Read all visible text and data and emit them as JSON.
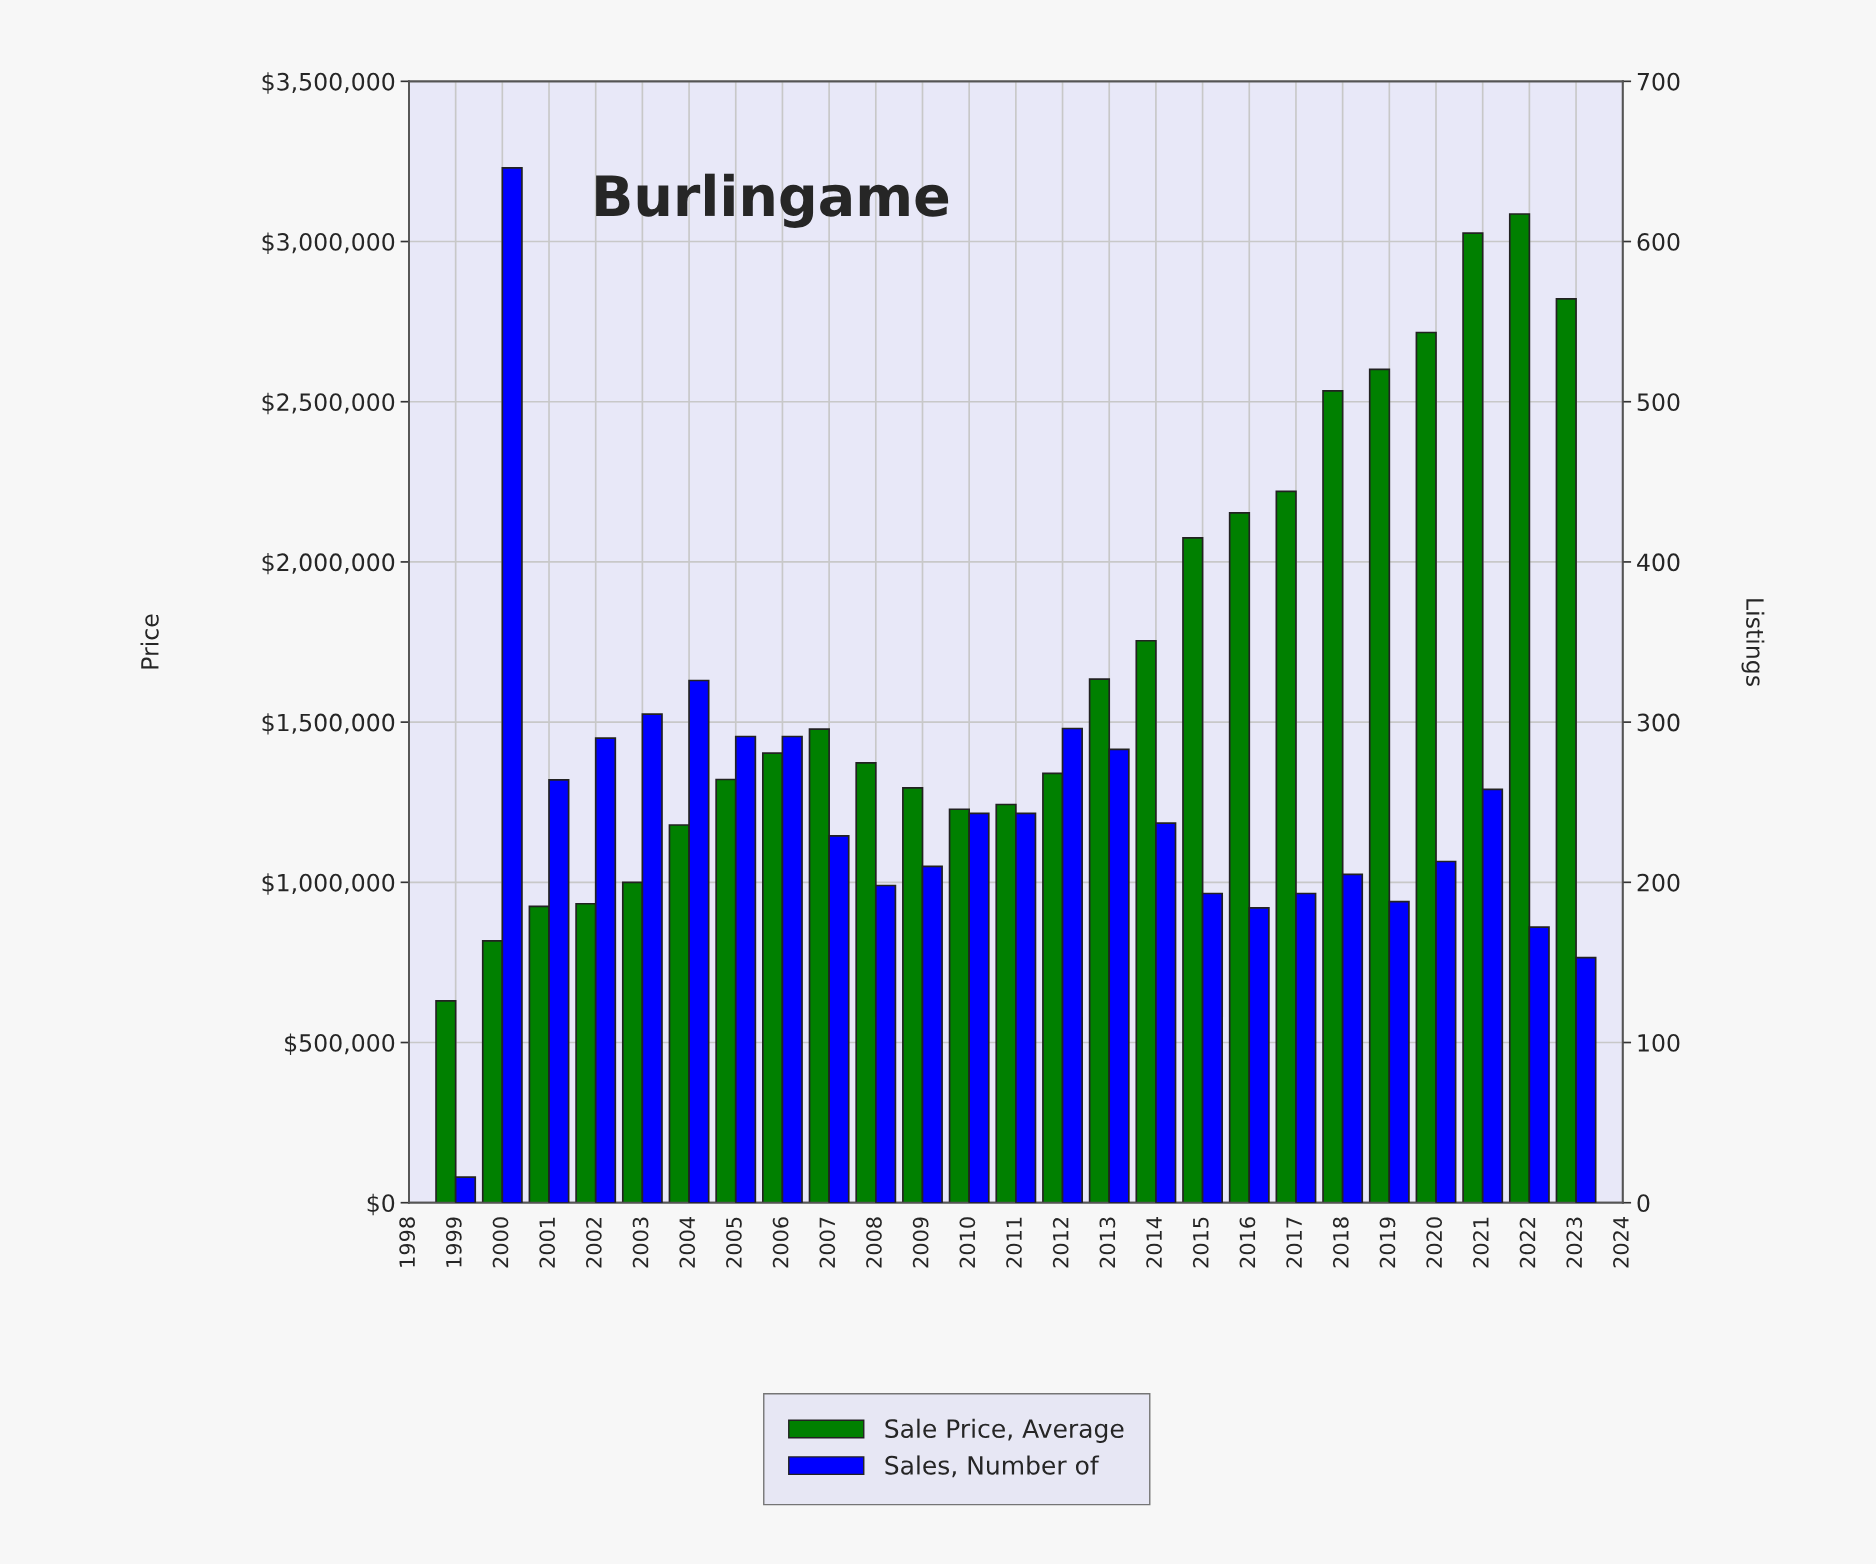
{
  "chart_data": {
    "type": "bar",
    "title": "Burlingame",
    "ylabel": "Price",
    "y2label": "Listings",
    "x": [
      1999,
      2000,
      2001,
      2002,
      2003,
      2004,
      2005,
      2006,
      2007,
      2008,
      2009,
      2010,
      2011,
      2012,
      2013,
      2014,
      2015,
      2016,
      2017,
      2018,
      2019,
      2020,
      2021,
      2022,
      2023
    ],
    "series": [
      {
        "name": "Sale Price, Average",
        "color": "#008000",
        "values": [
          630000,
          817000,
          925000,
          933000,
          1000000,
          1179000,
          1321000,
          1403000,
          1478000,
          1373000,
          1295000,
          1228000,
          1243000,
          1340000,
          1634000,
          1754000,
          2075000,
          2153000,
          2220000,
          2534000,
          2601000,
          2716000,
          3026000,
          3086000,
          2821000
        ]
      },
      {
        "name": "Sales, Number of",
        "color": "#0000ff",
        "axis": "y2",
        "values": [
          16,
          646,
          264,
          290,
          305,
          326,
          291,
          291,
          229,
          198,
          210,
          243,
          243,
          296,
          283,
          237,
          193,
          184,
          193,
          205,
          188,
          213,
          258,
          172,
          153
        ]
      }
    ],
    "xlim": [
      1998,
      2024
    ],
    "xticks": [
      1998,
      1999,
      2000,
      2001,
      2002,
      2003,
      2004,
      2005,
      2006,
      2007,
      2008,
      2009,
      2010,
      2011,
      2012,
      2013,
      2014,
      2015,
      2016,
      2017,
      2018,
      2019,
      2020,
      2021,
      2022,
      2023,
      2024
    ],
    "ylim": [
      0,
      3500000
    ],
    "yticks": [
      {
        "value": 0,
        "label": "$0"
      },
      {
        "value": 500000,
        "label": "$500,000"
      },
      {
        "value": 1000000,
        "label": "$1,000,000"
      },
      {
        "value": 1500000,
        "label": "$1,500,000"
      },
      {
        "value": 2000000,
        "label": "$2,000,000"
      },
      {
        "value": 2500000,
        "label": "$2,500,000"
      },
      {
        "value": 3000000,
        "label": "$3,000,000"
      },
      {
        "value": 3500000,
        "label": "$3,500,000"
      }
    ],
    "y2lim": [
      0,
      700
    ],
    "y2ticks": [
      0,
      100,
      200,
      300,
      400,
      500,
      600,
      700
    ],
    "grid": true,
    "legend": "bottom"
  }
}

========

TASK PROMPT: All entries must be written out again exactly as given, with no pictures in the copy.

RESULT OF THIS TASK:
Read all visible text and data and emit them as JSON.
{
  "chart_data": {
    "type": "bar",
    "title": "Burlingame",
    "ylabel": "Price",
    "y2label": "Listings",
    "x": [
      1999,
      2000,
      2001,
      2002,
      2003,
      2004,
      2005,
      2006,
      2007,
      2008,
      2009,
      2010,
      2011,
      2012,
      2013,
      2014,
      2015,
      2016,
      2017,
      2018,
      2019,
      2020,
      2021,
      2022,
      2023
    ],
    "series": [
      {
        "name": "Sale Price, Average",
        "color": "#008000",
        "values": [
          630000,
          817000,
          925000,
          933000,
          1000000,
          1179000,
          1321000,
          1403000,
          1478000,
          1373000,
          1295000,
          1228000,
          1243000,
          1340000,
          1634000,
          1754000,
          2075000,
          2153000,
          2220000,
          2534000,
          2601000,
          2716000,
          3026000,
          3086000,
          2821000
        ]
      },
      {
        "name": "Sales, Number of",
        "color": "#0000ff",
        "axis": "y2",
        "values": [
          16,
          646,
          264,
          290,
          305,
          326,
          291,
          291,
          229,
          198,
          210,
          243,
          243,
          296,
          283,
          237,
          193,
          184,
          193,
          205,
          188,
          213,
          258,
          172,
          153
        ]
      }
    ],
    "xlim": [
      1998,
      2024
    ],
    "xticks": [
      1998,
      1999,
      2000,
      2001,
      2002,
      2003,
      2004,
      2005,
      2006,
      2007,
      2008,
      2009,
      2010,
      2011,
      2012,
      2013,
      2014,
      2015,
      2016,
      2017,
      2018,
      2019,
      2020,
      2021,
      2022,
      2023,
      2024
    ],
    "ylim": [
      0,
      3500000
    ],
    "yticks": [
      {
        "value": 0,
        "label": "$0"
      },
      {
        "value": 500000,
        "label": "$500,000"
      },
      {
        "value": 1000000,
        "label": "$1,000,000"
      },
      {
        "value": 1500000,
        "label": "$1,500,000"
      },
      {
        "value": 2000000,
        "label": "$2,000,000"
      },
      {
        "value": 2500000,
        "label": "$2,500,000"
      },
      {
        "value": 3000000,
        "label": "$3,000,000"
      },
      {
        "value": 3500000,
        "label": "$3,500,000"
      }
    ],
    "y2lim": [
      0,
      700
    ],
    "y2ticks": [
      0,
      100,
      200,
      300,
      400,
      500,
      600,
      700
    ],
    "grid": true,
    "legend": "bottom"
  }
}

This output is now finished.